* **Problem statement**
Repeat all of the material exactly as given.

* **Dataset rows**
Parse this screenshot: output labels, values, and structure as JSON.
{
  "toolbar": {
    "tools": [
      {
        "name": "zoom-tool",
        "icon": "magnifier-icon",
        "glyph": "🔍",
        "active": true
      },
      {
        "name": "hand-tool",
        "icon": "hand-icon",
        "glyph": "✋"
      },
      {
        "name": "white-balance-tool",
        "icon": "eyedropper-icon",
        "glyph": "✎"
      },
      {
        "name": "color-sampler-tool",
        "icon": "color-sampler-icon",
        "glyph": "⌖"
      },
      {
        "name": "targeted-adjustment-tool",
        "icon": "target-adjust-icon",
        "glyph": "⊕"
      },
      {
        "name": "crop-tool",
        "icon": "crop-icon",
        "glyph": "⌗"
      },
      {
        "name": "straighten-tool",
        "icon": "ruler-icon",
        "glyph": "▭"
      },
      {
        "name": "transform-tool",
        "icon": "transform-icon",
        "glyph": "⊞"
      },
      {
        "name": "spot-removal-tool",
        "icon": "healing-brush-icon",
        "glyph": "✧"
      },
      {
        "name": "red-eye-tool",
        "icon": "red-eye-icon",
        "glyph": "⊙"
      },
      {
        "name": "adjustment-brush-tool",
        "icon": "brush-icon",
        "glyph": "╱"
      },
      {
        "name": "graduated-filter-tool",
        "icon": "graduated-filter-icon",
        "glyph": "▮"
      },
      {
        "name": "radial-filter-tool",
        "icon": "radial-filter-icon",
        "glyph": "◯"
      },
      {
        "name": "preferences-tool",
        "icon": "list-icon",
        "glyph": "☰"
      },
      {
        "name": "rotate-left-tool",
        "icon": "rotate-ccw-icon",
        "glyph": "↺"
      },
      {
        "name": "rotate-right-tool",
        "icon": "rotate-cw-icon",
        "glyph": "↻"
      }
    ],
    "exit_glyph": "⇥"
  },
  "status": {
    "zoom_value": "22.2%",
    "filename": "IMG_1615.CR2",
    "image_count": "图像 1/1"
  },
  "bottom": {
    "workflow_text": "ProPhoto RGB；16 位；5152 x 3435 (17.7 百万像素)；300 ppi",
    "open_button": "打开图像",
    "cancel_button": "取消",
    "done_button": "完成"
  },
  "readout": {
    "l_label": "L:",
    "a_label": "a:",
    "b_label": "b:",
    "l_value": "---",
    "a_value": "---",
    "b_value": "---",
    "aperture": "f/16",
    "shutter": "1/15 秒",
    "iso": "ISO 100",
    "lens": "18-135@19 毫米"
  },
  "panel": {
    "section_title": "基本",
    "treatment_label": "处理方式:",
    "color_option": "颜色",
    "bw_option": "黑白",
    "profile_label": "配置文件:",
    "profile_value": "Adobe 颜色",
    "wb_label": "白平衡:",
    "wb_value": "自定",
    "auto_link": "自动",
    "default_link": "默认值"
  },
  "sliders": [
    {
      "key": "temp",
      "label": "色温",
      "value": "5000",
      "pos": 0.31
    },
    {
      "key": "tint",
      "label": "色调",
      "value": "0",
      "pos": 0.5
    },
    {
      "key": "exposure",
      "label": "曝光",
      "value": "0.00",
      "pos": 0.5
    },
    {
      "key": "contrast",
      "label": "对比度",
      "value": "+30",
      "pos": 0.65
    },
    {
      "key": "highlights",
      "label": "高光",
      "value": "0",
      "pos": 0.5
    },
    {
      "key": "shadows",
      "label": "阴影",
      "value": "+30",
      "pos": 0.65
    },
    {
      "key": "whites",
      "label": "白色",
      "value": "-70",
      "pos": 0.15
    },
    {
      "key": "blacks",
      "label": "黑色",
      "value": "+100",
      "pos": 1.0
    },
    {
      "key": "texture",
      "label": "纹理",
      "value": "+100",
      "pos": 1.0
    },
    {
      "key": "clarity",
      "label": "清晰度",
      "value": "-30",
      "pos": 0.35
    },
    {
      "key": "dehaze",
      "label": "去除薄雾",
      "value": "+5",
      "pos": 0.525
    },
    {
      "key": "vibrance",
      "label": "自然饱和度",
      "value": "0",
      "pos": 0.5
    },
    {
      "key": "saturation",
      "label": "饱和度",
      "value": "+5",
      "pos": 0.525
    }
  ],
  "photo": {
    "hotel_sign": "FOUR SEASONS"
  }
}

* **Exercise output**
Parse this screenshot: output labels, values, and structure as JSON.
{
  "toolbar": {
    "tools": [
      {
        "name": "zoom-tool",
        "icon": "magnifier-icon",
        "glyph": "🔍",
        "active": true
      },
      {
        "name": "hand-tool",
        "icon": "hand-icon",
        "glyph": "✋"
      },
      {
        "name": "white-balance-tool",
        "icon": "eyedropper-icon",
        "glyph": "✎"
      },
      {
        "name": "color-sampler-tool",
        "icon": "color-sampler-icon",
        "glyph": "⌖"
      },
      {
        "name": "targeted-adjustment-tool",
        "icon": "target-adjust-icon",
        "glyph": "⊕"
      },
      {
        "name": "crop-tool",
        "icon": "crop-icon",
        "glyph": "⌗"
      },
      {
        "name": "straighten-tool",
        "icon": "ruler-icon",
        "glyph": "▭"
      },
      {
        "name": "transform-tool",
        "icon": "transform-icon",
        "glyph": "⊞"
      },
      {
        "name": "spot-removal-tool",
        "icon": "healing-brush-icon",
        "glyph": "✧"
      },
      {
        "name": "red-eye-tool",
        "icon": "red-eye-icon",
        "glyph": "⊙"
      },
      {
        "name": "adjustment-brush-tool",
        "icon": "brush-icon",
        "glyph": "╱"
      },
      {
        "name": "graduated-filter-tool",
        "icon": "graduated-filter-icon",
        "glyph": "▮"
      },
      {
        "name": "radial-filter-tool",
        "icon": "radial-filter-icon",
        "glyph": "◯"
      },
      {
        "name": "preferences-tool",
        "icon": "list-icon",
        "glyph": "☰"
      },
      {
        "name": "rotate-left-tool",
        "icon": "rotate-ccw-icon",
        "glyph": "↺"
      },
      {
        "name": "rotate-right-tool",
        "icon": "rotate-cw-icon",
        "glyph": "↻"
      }
    ],
    "exit_glyph": "⇥"
  },
  "status": {
    "zoom_value": "22.2%",
    "filename": "IMG_1615.CR2",
    "image_count": "图像 1/1"
  },
  "bottom": {
    "workflow_text": "ProPhoto RGB；16 位；5152 x 3435 (17.7 百万像素)；300 ppi",
    "open_button": "打开图像",
    "cancel_button": "取消",
    "done_button": "完成"
  },
  "readout": {
    "l_label": "L:",
    "a_label": "a:",
    "b_label": "b:",
    "l_value": "---",
    "a_value": "---",
    "b_value": "---",
    "aperture": "f/16",
    "shutter": "1/15 秒",
    "iso": "ISO 100",
    "lens": "18-135@19 毫米"
  },
  "panel": {
    "section_title": "基本",
    "treatment_label": "处理方式:",
    "color_option": "颜色",
    "bw_option": "黑白",
    "profile_label": "配置文件:",
    "profile_value": "Adobe 颜色",
    "wb_label": "白平衡:",
    "wb_value": "自定",
    "auto_link": "自动",
    "default_link": "默认值"
  },
  "sliders": [
    {
      "key": "temp",
      "label": "色温",
      "value": "5000",
      "pos": 0.31
    },
    {
      "key": "tint",
      "label": "色调",
      "value": "0",
      "pos": 0.5
    },
    {
      "key": "exposure",
      "label": "曝光",
      "value": "0.00",
      "pos": 0.5
    },
    {
      "key": "contrast",
      "label": "对比度",
      "value": "+30",
      "pos": 0.65
    },
    {
      "key": "highlights",
      "label": "高光",
      "value": "0",
      "pos": 0.5
    },
    {
      "key": "shadows",
      "label": "阴影",
      "value": "+30",
      "pos": 0.65
    },
    {
      "key": "whites",
      "label": "白色",
      "value": "-70",
      "pos": 0.15
    },
    {
      "key": "blacks",
      "label": "黑色",
      "value": "+100",
      "pos": 1.0
    },
    {
      "key": "texture",
      "label": "纹理",
      "value": "+100",
      "pos": 1.0
    },
    {
      "key": "clarity",
      "label": "清晰度",
      "value": "-30",
      "pos": 0.35
    },
    {
      "key": "dehaze",
      "label": "去除薄雾",
      "value": "+5",
      "pos": 0.525
    },
    {
      "key": "vibrance",
      "label": "自然饱和度",
      "value": "0",
      "pos": 0.5
    },
    {
      "key": "saturation",
      "label": "饱和度",
      "value": "+5",
      "pos": 0.525
    }
  ],
  "photo": {
    "hotel_sign": "FOUR SEASONS"
  }
}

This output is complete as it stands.